WHAT IS NEEDED:
Provide an exact transcription of all the records.

Part of a data file:
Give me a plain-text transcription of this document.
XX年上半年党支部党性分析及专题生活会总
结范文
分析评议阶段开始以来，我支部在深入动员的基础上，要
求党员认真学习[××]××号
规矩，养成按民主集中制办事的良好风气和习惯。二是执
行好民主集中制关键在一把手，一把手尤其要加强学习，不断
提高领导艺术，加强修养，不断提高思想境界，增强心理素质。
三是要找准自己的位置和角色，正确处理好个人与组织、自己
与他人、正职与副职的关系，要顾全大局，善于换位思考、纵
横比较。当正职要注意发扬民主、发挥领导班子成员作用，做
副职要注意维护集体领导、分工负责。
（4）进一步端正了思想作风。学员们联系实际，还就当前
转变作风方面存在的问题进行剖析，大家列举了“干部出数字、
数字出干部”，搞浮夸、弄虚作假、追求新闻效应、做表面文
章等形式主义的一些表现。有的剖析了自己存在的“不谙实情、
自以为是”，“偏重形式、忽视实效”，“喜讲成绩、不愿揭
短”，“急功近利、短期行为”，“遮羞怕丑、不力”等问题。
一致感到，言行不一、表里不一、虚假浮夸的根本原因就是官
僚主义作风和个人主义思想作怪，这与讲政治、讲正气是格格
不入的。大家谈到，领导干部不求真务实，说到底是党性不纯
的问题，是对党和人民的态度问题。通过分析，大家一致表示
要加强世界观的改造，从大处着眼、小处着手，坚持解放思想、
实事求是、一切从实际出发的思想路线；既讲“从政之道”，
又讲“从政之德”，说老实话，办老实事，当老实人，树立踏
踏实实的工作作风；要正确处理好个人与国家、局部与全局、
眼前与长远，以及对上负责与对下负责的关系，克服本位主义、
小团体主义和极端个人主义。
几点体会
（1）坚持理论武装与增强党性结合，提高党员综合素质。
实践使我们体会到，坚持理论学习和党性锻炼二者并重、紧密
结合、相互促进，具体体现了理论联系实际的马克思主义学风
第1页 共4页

THE RESPONSE:
Give me a plain-text transcription of this document.
XX年上半年党支部党性分析及专题生活会总
结范文
分析评议阶段开始以来，我支部在深入动员的基础上，要
求党员认真学习[××]××号
规矩，养成按民主集中制办事的良好风气和习惯。二是执
行好民主集中制关键在一把手，一把手尤其要加强学习，不断
提高领导艺术，加强修养，不断提高思想境界，增强心理素质。
三是要找准自己的位置和角色，正确处理好个人与组织、自己
与他人、正职与副职的关系，要顾全大局，善于换位思考、纵
横比较。当正职要注意发扬民主、发挥领导班子成员作用，做
副职要注意维护集体领导、分工负责。
（4）进一步端正了思想作风。学员们联系实际，还就当前
转变作风方面存在的问题进行剖析，大家列举了“干部出数字、
数字出干部”，搞浮夸、弄虚作假、追求新闻效应、做表面文
章等形式主义的一些表现。有的剖析了自己存在的“不谙实情、
自以为是”，“偏重形式、忽视实效”，“喜讲成绩、不愿揭
短”，“急功近利、短期行为”，“遮羞怕丑、不力”等问题。
一致感到，言行不一、表里不一、虚假浮夸的根本原因就是官
僚主义作风和个人主义思想作怪，这与讲政治、讲正气是格格
不入的。大家谈到，领导干部不求真务实，说到底是党性不纯
的问题，是对党和人民的态度问题。通过分析，大家一致表示
要加强世界观的改造，从大处着眼、小处着手，坚持解放思想、
实事求是、一切从实际出发的思想路线；既讲“从政之道”，
又讲“从政之德”，说老实话，办老实事，当老实人，树立踏
踏实实的工作作风；要正确处理好个人与国家、局部与全局、
眼前与长远，以及对上负责与对下负责的关系，克服本位主义、
小团体主义和极端个人主义。
几点体会
（1）坚持理论武装与增强党性结合，提高党员综合素质。
实践使我们体会到，坚持理论学习和党性锻炼二者并重、紧密
结合、相互促进，具体体现了理论联系实际的马克思主义学风
第1页 共4页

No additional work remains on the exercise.